[Dataset rows]

· · · · ·

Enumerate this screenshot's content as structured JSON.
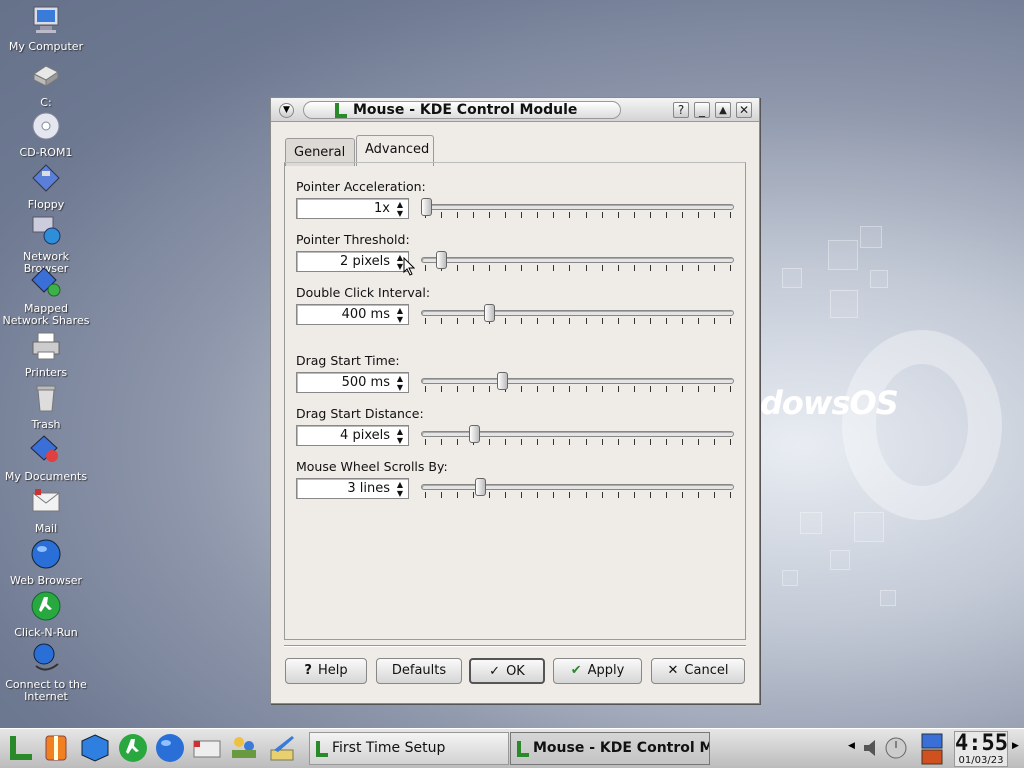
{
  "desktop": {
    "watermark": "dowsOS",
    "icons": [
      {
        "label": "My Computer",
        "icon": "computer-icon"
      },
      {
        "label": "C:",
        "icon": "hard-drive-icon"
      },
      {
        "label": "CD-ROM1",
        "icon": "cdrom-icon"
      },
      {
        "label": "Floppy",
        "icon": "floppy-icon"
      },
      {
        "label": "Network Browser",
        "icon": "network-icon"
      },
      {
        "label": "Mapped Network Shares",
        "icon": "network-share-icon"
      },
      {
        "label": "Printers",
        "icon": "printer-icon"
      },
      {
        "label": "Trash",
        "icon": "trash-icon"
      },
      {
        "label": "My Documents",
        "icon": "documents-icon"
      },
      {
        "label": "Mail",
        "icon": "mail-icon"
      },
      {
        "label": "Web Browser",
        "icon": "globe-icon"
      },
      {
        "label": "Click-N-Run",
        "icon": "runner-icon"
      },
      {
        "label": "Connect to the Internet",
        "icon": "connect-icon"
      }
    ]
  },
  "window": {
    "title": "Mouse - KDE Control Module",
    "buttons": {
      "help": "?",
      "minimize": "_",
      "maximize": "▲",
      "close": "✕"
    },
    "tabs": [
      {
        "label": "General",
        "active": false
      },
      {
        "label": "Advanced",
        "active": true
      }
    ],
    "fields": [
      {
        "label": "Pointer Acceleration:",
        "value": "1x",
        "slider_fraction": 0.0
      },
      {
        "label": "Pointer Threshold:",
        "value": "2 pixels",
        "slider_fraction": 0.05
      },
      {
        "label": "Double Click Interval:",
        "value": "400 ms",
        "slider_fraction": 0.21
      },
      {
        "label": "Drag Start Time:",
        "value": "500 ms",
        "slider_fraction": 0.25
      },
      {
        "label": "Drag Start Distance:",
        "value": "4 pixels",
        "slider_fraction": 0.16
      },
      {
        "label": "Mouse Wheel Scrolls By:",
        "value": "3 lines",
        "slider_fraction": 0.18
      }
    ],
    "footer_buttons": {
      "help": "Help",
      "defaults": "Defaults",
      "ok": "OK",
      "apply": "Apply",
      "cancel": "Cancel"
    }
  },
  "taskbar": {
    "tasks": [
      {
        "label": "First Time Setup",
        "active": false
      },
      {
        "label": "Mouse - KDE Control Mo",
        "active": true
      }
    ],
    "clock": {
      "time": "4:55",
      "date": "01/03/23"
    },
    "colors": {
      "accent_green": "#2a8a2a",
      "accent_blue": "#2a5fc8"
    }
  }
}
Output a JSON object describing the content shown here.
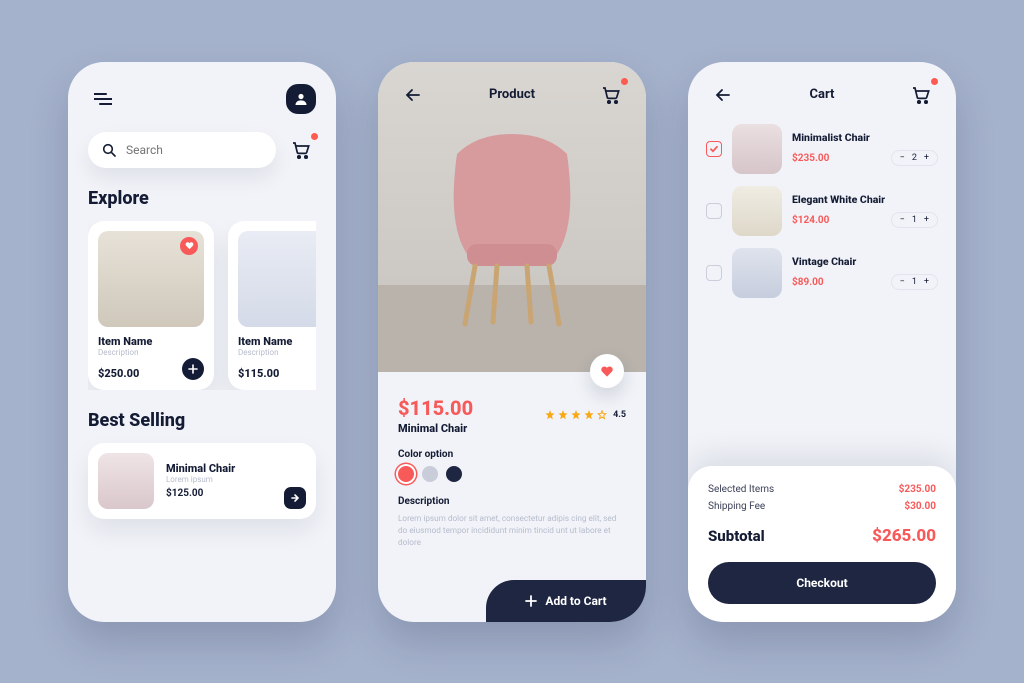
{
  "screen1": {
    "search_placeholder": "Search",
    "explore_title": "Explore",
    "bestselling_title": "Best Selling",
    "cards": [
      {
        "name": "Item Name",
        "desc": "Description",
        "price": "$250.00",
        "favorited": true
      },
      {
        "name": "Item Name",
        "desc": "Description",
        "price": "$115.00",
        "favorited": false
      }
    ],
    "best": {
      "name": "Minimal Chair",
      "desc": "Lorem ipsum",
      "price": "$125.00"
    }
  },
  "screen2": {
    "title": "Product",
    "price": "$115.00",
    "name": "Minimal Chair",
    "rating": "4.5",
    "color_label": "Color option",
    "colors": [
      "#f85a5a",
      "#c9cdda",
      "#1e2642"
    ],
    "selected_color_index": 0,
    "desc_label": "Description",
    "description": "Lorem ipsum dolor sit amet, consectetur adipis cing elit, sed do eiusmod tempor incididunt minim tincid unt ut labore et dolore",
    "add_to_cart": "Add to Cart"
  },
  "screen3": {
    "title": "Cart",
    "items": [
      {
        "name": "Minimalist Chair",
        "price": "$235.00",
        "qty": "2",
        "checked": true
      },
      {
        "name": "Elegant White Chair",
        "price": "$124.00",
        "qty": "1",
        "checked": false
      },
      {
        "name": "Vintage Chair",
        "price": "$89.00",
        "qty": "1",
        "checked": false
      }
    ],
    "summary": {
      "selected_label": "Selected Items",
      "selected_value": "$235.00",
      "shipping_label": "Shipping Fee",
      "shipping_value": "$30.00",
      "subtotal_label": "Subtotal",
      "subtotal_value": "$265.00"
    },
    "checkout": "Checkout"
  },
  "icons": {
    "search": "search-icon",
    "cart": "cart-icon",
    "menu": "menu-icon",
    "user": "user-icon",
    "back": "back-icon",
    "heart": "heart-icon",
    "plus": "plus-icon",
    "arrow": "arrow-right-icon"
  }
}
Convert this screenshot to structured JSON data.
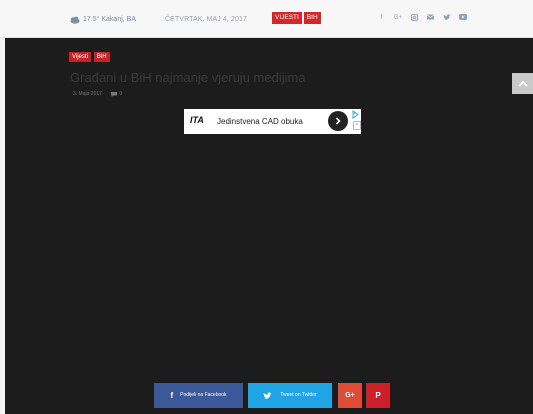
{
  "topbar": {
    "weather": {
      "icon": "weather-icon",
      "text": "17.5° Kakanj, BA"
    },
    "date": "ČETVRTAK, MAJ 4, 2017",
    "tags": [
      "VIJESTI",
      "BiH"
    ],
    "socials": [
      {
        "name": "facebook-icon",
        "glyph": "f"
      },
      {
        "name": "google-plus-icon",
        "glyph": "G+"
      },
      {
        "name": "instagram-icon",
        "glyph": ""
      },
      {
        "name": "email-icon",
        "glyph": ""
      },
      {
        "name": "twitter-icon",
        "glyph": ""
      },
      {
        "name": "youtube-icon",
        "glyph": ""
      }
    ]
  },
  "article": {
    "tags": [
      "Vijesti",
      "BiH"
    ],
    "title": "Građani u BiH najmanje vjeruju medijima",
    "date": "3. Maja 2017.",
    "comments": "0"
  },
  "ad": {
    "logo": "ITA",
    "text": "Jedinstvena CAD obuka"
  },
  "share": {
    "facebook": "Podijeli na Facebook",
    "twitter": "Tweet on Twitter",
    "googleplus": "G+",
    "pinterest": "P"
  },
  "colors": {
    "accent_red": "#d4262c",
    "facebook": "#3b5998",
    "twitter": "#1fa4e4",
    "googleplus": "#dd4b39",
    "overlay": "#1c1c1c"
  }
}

· · · · ·

> [WORK INSTRUCTIONS]
Retype the entries word for word. Omit any images.

> [EXERCISE ANSWER]
Enumerate this screenshot's content as structured JSON.
{
  "desktop": {
    "watermark": "dowsOS",
    "icons": [
      {
        "label": "My Computer",
        "icon": "computer-icon"
      },
      {
        "label": "C:",
        "icon": "hard-drive-icon"
      },
      {
        "label": "CD-ROM1",
        "icon": "cdrom-icon"
      },
      {
        "label": "Floppy",
        "icon": "floppy-icon"
      },
      {
        "label": "Network Browser",
        "icon": "network-icon"
      },
      {
        "label": "Mapped Network Shares",
        "icon": "network-share-icon"
      },
      {
        "label": "Printers",
        "icon": "printer-icon"
      },
      {
        "label": "Trash",
        "icon": "trash-icon"
      },
      {
        "label": "My Documents",
        "icon": "documents-icon"
      },
      {
        "label": "Mail",
        "icon": "mail-icon"
      },
      {
        "label": "Web Browser",
        "icon": "globe-icon"
      },
      {
        "label": "Click-N-Run",
        "icon": "runner-icon"
      },
      {
        "label": "Connect to the Internet",
        "icon": "connect-icon"
      }
    ]
  },
  "window": {
    "title": "Mouse - KDE Control Module",
    "buttons": {
      "help": "?",
      "minimize": "_",
      "maximize": "▲",
      "close": "✕"
    },
    "tabs": [
      {
        "label": "General",
        "active": false
      },
      {
        "label": "Advanced",
        "active": true
      }
    ],
    "fields": [
      {
        "label": "Pointer Acceleration:",
        "value": "1x",
        "slider_fraction": 0.0
      },
      {
        "label": "Pointer Threshold:",
        "value": "2 pixels",
        "slider_fraction": 0.05
      },
      {
        "label": "Double Click Interval:",
        "value": "400 ms",
        "slider_fraction": 0.21
      },
      {
        "label": "Drag Start Time:",
        "value": "500 ms",
        "slider_fraction": 0.25
      },
      {
        "label": "Drag Start Distance:",
        "value": "4 pixels",
        "slider_fraction": 0.16
      },
      {
        "label": "Mouse Wheel Scrolls By:",
        "value": "3 lines",
        "slider_fraction": 0.18
      }
    ],
    "footer_buttons": {
      "help": "Help",
      "defaults": "Defaults",
      "ok": "OK",
      "apply": "Apply",
      "cancel": "Cancel"
    }
  },
  "taskbar": {
    "tasks": [
      {
        "label": "First Time Setup",
        "active": false
      },
      {
        "label": "Mouse - KDE Control Mo",
        "active": true
      }
    ],
    "clock": {
      "time": "4:55",
      "date": "01/03/23"
    },
    "colors": {
      "accent_green": "#2a8a2a",
      "accent_blue": "#2a5fc8"
    }
  }
}
Output a JSON object describing the content shown here.
{
  "screen1": {
    "search_placeholder": "Search",
    "explore_title": "Explore",
    "bestselling_title": "Best Selling",
    "cards": [
      {
        "name": "Item Name",
        "desc": "Description",
        "price": "$250.00",
        "favorited": true
      },
      {
        "name": "Item Name",
        "desc": "Description",
        "price": "$115.00",
        "favorited": false
      }
    ],
    "best": {
      "name": "Minimal Chair",
      "desc": "Lorem ipsum",
      "price": "$125.00"
    }
  },
  "screen2": {
    "title": "Product",
    "price": "$115.00",
    "name": "Minimal Chair",
    "rating": "4.5",
    "color_label": "Color option",
    "colors": [
      "#f85a5a",
      "#c9cdda",
      "#1e2642"
    ],
    "selected_color_index": 0,
    "desc_label": "Description",
    "description": "Lorem ipsum dolor sit amet, consectetur adipis cing elit, sed do eiusmod tempor incididunt minim tincid unt ut labore et dolore",
    "add_to_cart": "Add to Cart"
  },
  "screen3": {
    "title": "Cart",
    "items": [
      {
        "name": "Minimalist Chair",
        "price": "$235.00",
        "qty": "2",
        "checked": true
      },
      {
        "name": "Elegant White Chair",
        "price": "$124.00",
        "qty": "1",
        "checked": false
      },
      {
        "name": "Vintage Chair",
        "price": "$89.00",
        "qty": "1",
        "checked": false
      }
    ],
    "summary": {
      "selected_label": "Selected Items",
      "selected_value": "$235.00",
      "shipping_label": "Shipping Fee",
      "shipping_value": "$30.00",
      "subtotal_label": "Subtotal",
      "subtotal_value": "$265.00"
    },
    "checkout": "Checkout"
  },
  "icons": {
    "search": "search-icon",
    "cart": "cart-icon",
    "menu": "menu-icon",
    "user": "user-icon",
    "back": "back-icon",
    "heart": "heart-icon",
    "plus": "plus-icon",
    "arrow": "arrow-right-icon"
  }
}
Convert this screenshot to structured JSON data.
{
  "topbar": {
    "weather": {
      "icon": "weather-icon",
      "text": "17.5° Kakanj, BA"
    },
    "date": "ČETVRTAK, MAJ 4, 2017",
    "tags": [
      "VIJESTI",
      "BiH"
    ],
    "socials": [
      {
        "name": "facebook-icon",
        "glyph": "f"
      },
      {
        "name": "google-plus-icon",
        "glyph": "G+"
      },
      {
        "name": "instagram-icon",
        "glyph": ""
      },
      {
        "name": "email-icon",
        "glyph": ""
      },
      {
        "name": "twitter-icon",
        "glyph": ""
      },
      {
        "name": "youtube-icon",
        "glyph": ""
      }
    ]
  },
  "article": {
    "tags": [
      "Vijesti",
      "BiH"
    ],
    "title": "Građani u BiH najmanje vjeruju medijima",
    "date": "3. Maja 2017.",
    "comments": "0"
  },
  "ad": {
    "logo": "ITA",
    "text": "Jedinstvena CAD obuka"
  },
  "share": {
    "facebook": "Podijeli na Facebook",
    "twitter": "Tweet on Twitter",
    "googleplus": "G+",
    "pinterest": "P"
  },
  "colors": {
    "accent_red": "#d4262c",
    "facebook": "#3b5998",
    "twitter": "#1fa4e4",
    "googleplus": "#dd4b39",
    "overlay": "#1c1c1c"
  }
}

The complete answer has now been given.